What to work on
Pick every line from the data that holds the word "Source".

---------------

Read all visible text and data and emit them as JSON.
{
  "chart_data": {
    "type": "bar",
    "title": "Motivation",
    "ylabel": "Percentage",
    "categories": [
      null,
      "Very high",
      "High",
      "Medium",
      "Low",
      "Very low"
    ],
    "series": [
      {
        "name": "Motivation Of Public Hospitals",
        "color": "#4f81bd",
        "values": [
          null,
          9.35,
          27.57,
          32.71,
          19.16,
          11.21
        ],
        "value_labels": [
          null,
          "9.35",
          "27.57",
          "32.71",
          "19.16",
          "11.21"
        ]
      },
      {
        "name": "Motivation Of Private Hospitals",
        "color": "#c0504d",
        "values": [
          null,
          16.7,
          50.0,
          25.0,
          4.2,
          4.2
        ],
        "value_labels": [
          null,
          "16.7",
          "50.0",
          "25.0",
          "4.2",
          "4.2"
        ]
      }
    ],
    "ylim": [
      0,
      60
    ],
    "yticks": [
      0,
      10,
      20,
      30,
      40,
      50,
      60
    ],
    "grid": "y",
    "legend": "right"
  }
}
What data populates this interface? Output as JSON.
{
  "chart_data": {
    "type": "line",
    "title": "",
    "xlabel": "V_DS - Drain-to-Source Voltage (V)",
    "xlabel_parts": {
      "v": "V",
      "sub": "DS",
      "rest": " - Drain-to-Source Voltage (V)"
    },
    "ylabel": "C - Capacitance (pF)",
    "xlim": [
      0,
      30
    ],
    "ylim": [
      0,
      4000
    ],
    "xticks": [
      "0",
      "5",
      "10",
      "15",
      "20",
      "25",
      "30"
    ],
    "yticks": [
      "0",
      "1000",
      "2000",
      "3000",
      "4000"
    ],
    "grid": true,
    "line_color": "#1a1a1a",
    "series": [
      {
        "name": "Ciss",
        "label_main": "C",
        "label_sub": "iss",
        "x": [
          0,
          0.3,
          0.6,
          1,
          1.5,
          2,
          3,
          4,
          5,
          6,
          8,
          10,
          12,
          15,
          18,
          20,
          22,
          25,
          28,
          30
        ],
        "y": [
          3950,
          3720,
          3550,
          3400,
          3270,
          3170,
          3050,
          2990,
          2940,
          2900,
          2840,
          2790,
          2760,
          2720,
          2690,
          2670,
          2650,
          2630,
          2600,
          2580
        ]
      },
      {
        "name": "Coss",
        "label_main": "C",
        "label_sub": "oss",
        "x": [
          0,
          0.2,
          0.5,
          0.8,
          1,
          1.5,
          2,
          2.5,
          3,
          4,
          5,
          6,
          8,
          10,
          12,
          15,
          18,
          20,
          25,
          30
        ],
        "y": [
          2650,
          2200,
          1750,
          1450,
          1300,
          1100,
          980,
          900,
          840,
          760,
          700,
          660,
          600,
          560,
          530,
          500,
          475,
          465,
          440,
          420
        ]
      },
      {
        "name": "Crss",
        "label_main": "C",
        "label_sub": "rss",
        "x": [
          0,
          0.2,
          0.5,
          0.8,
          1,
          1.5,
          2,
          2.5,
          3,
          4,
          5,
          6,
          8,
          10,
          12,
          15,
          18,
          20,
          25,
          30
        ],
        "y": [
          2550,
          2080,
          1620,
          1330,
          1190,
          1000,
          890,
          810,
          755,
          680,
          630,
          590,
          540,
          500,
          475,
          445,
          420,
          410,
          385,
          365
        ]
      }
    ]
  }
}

---------------

Task result
    "xlabel": "V_DS - Drain-to-Source Voltage (V)",
      "rest": " - Drain-to-Source Voltage (V)"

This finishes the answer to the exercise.